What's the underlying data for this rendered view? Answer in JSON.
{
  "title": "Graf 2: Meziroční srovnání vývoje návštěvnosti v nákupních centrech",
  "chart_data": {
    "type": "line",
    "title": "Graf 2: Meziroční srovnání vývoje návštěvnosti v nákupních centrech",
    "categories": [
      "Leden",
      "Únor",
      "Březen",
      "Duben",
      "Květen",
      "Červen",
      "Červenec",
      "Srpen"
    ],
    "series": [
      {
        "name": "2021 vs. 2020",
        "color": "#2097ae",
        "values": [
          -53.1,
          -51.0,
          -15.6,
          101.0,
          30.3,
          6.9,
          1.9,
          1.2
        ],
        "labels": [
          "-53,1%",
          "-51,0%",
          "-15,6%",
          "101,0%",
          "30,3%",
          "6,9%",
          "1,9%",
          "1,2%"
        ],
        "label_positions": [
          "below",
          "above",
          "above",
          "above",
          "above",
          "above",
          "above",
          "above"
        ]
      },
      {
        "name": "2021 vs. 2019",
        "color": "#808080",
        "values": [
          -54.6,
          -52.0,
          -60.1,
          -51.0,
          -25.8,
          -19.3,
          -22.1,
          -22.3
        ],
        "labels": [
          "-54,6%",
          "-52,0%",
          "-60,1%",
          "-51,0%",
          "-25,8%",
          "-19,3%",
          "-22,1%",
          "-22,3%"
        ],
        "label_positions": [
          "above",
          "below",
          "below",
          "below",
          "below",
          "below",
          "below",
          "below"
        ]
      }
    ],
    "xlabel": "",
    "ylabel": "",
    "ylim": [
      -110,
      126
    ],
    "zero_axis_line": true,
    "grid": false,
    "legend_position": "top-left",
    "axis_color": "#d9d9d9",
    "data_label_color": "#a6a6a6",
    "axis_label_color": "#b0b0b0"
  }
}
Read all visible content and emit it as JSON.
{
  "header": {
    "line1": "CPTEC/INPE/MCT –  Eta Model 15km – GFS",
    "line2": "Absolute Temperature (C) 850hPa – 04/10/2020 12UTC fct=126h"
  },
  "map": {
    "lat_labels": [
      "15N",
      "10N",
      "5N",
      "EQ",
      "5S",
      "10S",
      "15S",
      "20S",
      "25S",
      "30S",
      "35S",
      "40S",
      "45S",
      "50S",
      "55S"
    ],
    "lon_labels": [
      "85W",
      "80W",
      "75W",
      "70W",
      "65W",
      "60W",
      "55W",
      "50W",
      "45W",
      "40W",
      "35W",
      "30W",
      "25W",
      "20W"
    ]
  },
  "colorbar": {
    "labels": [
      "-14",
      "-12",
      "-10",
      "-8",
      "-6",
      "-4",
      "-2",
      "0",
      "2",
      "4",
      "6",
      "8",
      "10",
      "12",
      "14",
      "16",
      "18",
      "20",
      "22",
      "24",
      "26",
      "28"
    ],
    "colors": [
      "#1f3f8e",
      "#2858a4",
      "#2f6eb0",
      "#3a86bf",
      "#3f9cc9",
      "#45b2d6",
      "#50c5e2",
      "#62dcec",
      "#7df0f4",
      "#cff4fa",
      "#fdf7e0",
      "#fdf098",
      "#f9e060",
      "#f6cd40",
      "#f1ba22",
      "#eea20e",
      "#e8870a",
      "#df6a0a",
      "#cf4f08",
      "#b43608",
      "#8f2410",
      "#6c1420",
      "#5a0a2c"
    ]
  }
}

» Aim of the task:
Reproduce the complete data exactly as presented above.

» Result:
What's the underlying data for this rendered view? Answer in JSON.
{
  "title": "Graf 2: Meziroční srovnání vývoje návštěvnosti v nákupních centrech",
  "chart_data": {
    "type": "line",
    "title": "Graf 2: Meziroční srovnání vývoje návštěvnosti v nákupních centrech",
    "categories": [
      "Leden",
      "Únor",
      "Březen",
      "Duben",
      "Květen",
      "Červen",
      "Červenec",
      "Srpen"
    ],
    "series": [
      {
        "name": "2021 vs. 2020",
        "color": "#2097ae",
        "values": [
          -53.1,
          -51.0,
          -15.6,
          101.0,
          30.3,
          6.9,
          1.9,
          1.2
        ],
        "labels": [
          "-53,1%",
          "-51,0%",
          "-15,6%",
          "101,0%",
          "30,3%",
          "6,9%",
          "1,9%",
          "1,2%"
        ],
        "label_positions": [
          "below",
          "above",
          "above",
          "above",
          "above",
          "above",
          "above",
          "above"
        ]
      },
      {
        "name": "2021 vs. 2019",
        "color": "#808080",
        "values": [
          -54.6,
          -52.0,
          -60.1,
          -51.0,
          -25.8,
          -19.3,
          -22.1,
          -22.3
        ],
        "labels": [
          "-54,6%",
          "-52,0%",
          "-60,1%",
          "-51,0%",
          "-25,8%",
          "-19,3%",
          "-22,1%",
          "-22,3%"
        ],
        "label_positions": [
          "above",
          "below",
          "below",
          "below",
          "below",
          "below",
          "below",
          "below"
        ]
      }
    ],
    "xlabel": "",
    "ylabel": "",
    "ylim": [
      -110,
      126
    ],
    "zero_axis_line": true,
    "grid": false,
    "legend_position": "top-left",
    "axis_color": "#d9d9d9",
    "data_label_color": "#a6a6a6",
    "axis_label_color": "#b0b0b0"
  }
}
Read all visible content and emit it as JSON.
{
  "header": {
    "line1": "CPTEC/INPE/MCT –  Eta Model 15km – GFS",
    "line2": "Absolute Temperature (C) 850hPa – 04/10/2020 12UTC fct=126h"
  },
  "map": {
    "lat_labels": [
      "15N",
      "10N",
      "5N",
      "EQ",
      "5S",
      "10S",
      "15S",
      "20S",
      "25S",
      "30S",
      "35S",
      "40S",
      "45S",
      "50S",
      "55S"
    ],
    "lon_labels": [
      "85W",
      "80W",
      "75W",
      "70W",
      "65W",
      "60W",
      "55W",
      "50W",
      "45W",
      "40W",
      "35W",
      "30W",
      "25W",
      "20W"
    ]
  },
  "colorbar": {
    "labels": [
      "-14",
      "-12",
      "-10",
      "-8",
      "-6",
      "-4",
      "-2",
      "0",
      "2",
      "4",
      "6",
      "8",
      "10",
      "12",
      "14",
      "16",
      "18",
      "20",
      "22",
      "24",
      "26",
      "28"
    ],
    "colors": [
      "#1f3f8e",
      "#2858a4",
      "#2f6eb0",
      "#3a86bf",
      "#3f9cc9",
      "#45b2d6",
      "#50c5e2",
      "#62dcec",
      "#7df0f4",
      "#cff4fa",
      "#fdf7e0",
      "#fdf098",
      "#f9e060",
      "#f6cd40",
      "#f1ba22",
      "#eea20e",
      "#e8870a",
      "#df6a0a",
      "#cf4f08",
      "#b43608",
      "#8f2410",
      "#6c1420",
      "#5a0a2c"
    ]
  }
}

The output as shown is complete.